## Given problem:
You are to retype all of the data exactly as it appears.

## Working data:
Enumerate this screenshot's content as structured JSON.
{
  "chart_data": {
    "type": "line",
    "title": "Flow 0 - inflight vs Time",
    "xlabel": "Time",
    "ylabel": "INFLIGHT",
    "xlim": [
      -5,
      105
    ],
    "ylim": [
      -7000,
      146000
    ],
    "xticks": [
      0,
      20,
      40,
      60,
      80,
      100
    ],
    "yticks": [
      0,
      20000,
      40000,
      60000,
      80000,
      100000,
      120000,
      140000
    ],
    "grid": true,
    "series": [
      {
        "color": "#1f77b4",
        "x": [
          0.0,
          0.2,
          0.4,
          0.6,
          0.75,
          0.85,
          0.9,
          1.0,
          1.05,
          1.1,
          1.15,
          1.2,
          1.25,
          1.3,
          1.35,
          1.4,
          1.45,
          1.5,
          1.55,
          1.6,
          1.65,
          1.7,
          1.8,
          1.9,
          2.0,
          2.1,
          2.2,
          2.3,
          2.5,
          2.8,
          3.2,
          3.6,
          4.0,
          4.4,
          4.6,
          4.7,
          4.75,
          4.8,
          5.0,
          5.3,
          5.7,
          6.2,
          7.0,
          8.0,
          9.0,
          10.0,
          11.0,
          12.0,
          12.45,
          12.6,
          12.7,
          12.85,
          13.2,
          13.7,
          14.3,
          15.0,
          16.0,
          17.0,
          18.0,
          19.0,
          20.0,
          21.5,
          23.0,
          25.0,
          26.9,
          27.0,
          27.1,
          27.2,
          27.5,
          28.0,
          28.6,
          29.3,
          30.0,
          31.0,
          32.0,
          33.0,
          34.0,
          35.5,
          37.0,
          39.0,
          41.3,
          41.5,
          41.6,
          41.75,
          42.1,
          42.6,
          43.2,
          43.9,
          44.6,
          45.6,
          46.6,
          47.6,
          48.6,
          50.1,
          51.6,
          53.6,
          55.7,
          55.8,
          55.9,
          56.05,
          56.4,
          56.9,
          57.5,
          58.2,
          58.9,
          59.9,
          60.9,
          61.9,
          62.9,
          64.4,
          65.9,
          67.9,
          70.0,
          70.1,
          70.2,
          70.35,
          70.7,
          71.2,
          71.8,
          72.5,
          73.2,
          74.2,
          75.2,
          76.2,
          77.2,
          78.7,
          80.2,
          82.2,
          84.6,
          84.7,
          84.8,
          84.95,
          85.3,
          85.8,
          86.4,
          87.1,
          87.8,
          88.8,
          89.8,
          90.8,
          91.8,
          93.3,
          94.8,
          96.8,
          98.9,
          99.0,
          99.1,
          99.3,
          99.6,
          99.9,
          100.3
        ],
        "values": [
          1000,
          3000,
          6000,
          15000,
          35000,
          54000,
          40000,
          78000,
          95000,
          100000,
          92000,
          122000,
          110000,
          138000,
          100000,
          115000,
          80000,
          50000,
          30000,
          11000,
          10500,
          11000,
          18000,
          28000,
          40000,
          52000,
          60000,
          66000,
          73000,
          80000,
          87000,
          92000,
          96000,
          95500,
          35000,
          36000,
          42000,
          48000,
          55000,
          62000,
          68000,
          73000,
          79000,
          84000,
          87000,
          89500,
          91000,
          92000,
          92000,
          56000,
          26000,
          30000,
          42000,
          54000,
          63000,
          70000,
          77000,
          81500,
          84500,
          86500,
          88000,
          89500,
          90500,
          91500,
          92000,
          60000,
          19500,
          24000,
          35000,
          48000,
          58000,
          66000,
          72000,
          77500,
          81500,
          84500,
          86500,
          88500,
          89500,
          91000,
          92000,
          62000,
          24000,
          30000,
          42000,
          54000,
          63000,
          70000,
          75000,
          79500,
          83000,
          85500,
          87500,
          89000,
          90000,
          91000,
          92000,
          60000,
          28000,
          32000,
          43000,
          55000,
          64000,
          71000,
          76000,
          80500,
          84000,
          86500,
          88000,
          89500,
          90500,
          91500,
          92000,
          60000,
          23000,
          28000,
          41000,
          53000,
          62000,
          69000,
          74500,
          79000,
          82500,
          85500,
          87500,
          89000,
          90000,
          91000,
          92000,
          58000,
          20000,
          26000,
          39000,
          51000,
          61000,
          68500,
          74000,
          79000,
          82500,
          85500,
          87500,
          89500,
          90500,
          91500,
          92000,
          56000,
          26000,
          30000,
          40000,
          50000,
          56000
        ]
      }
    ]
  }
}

## Response to this exercise:
Enumerate this screenshot's content as structured JSON.
{
  "chart_data": {
    "type": "line",
    "title": "Flow 0 - inflight vs Time",
    "xlabel": "Time",
    "ylabel": "INFLIGHT",
    "xlim": [
      -5,
      105
    ],
    "ylim": [
      -7000,
      146000
    ],
    "xticks": [
      0,
      20,
      40,
      60,
      80,
      100
    ],
    "yticks": [
      0,
      20000,
      40000,
      60000,
      80000,
      100000,
      120000,
      140000
    ],
    "grid": true,
    "series": [
      {
        "color": "#1f77b4",
        "x": [
          0.0,
          0.2,
          0.4,
          0.6,
          0.75,
          0.85,
          0.9,
          1.0,
          1.05,
          1.1,
          1.15,
          1.2,
          1.25,
          1.3,
          1.35,
          1.4,
          1.45,
          1.5,
          1.55,
          1.6,
          1.65,
          1.7,
          1.8,
          1.9,
          2.0,
          2.1,
          2.2,
          2.3,
          2.5,
          2.8,
          3.2,
          3.6,
          4.0,
          4.4,
          4.6,
          4.7,
          4.75,
          4.8,
          5.0,
          5.3,
          5.7,
          6.2,
          7.0,
          8.0,
          9.0,
          10.0,
          11.0,
          12.0,
          12.45,
          12.6,
          12.7,
          12.85,
          13.2,
          13.7,
          14.3,
          15.0,
          16.0,
          17.0,
          18.0,
          19.0,
          20.0,
          21.5,
          23.0,
          25.0,
          26.9,
          27.0,
          27.1,
          27.2,
          27.5,
          28.0,
          28.6,
          29.3,
          30.0,
          31.0,
          32.0,
          33.0,
          34.0,
          35.5,
          37.0,
          39.0,
          41.3,
          41.5,
          41.6,
          41.75,
          42.1,
          42.6,
          43.2,
          43.9,
          44.6,
          45.6,
          46.6,
          47.6,
          48.6,
          50.1,
          51.6,
          53.6,
          55.7,
          55.8,
          55.9,
          56.05,
          56.4,
          56.9,
          57.5,
          58.2,
          58.9,
          59.9,
          60.9,
          61.9,
          62.9,
          64.4,
          65.9,
          67.9,
          70.0,
          70.1,
          70.2,
          70.35,
          70.7,
          71.2,
          71.8,
          72.5,
          73.2,
          74.2,
          75.2,
          76.2,
          77.2,
          78.7,
          80.2,
          82.2,
          84.6,
          84.7,
          84.8,
          84.95,
          85.3,
          85.8,
          86.4,
          87.1,
          87.8,
          88.8,
          89.8,
          90.8,
          91.8,
          93.3,
          94.8,
          96.8,
          98.9,
          99.0,
          99.1,
          99.3,
          99.6,
          99.9,
          100.3
        ],
        "values": [
          1000,
          3000,
          6000,
          15000,
          35000,
          54000,
          40000,
          78000,
          95000,
          100000,
          92000,
          122000,
          110000,
          138000,
          100000,
          115000,
          80000,
          50000,
          30000,
          11000,
          10500,
          11000,
          18000,
          28000,
          40000,
          52000,
          60000,
          66000,
          73000,
          80000,
          87000,
          92000,
          96000,
          95500,
          35000,
          36000,
          42000,
          48000,
          55000,
          62000,
          68000,
          73000,
          79000,
          84000,
          87000,
          89500,
          91000,
          92000,
          92000,
          56000,
          26000,
          30000,
          42000,
          54000,
          63000,
          70000,
          77000,
          81500,
          84500,
          86500,
          88000,
          89500,
          90500,
          91500,
          92000,
          60000,
          19500,
          24000,
          35000,
          48000,
          58000,
          66000,
          72000,
          77500,
          81500,
          84500,
          86500,
          88500,
          89500,
          91000,
          92000,
          62000,
          24000,
          30000,
          42000,
          54000,
          63000,
          70000,
          75000,
          79500,
          83000,
          85500,
          87500,
          89000,
          90000,
          91000,
          92000,
          60000,
          28000,
          32000,
          43000,
          55000,
          64000,
          71000,
          76000,
          80500,
          84000,
          86500,
          88000,
          89500,
          90500,
          91500,
          92000,
          60000,
          23000,
          28000,
          41000,
          53000,
          62000,
          69000,
          74500,
          79000,
          82500,
          85500,
          87500,
          89000,
          90000,
          91000,
          92000,
          58000,
          20000,
          26000,
          39000,
          51000,
          61000,
          68500,
          74000,
          79000,
          82500,
          85500,
          87500,
          89500,
          90500,
          91500,
          92000,
          56000,
          26000,
          30000,
          40000,
          50000,
          56000
        ]
      }
    ]
  }
}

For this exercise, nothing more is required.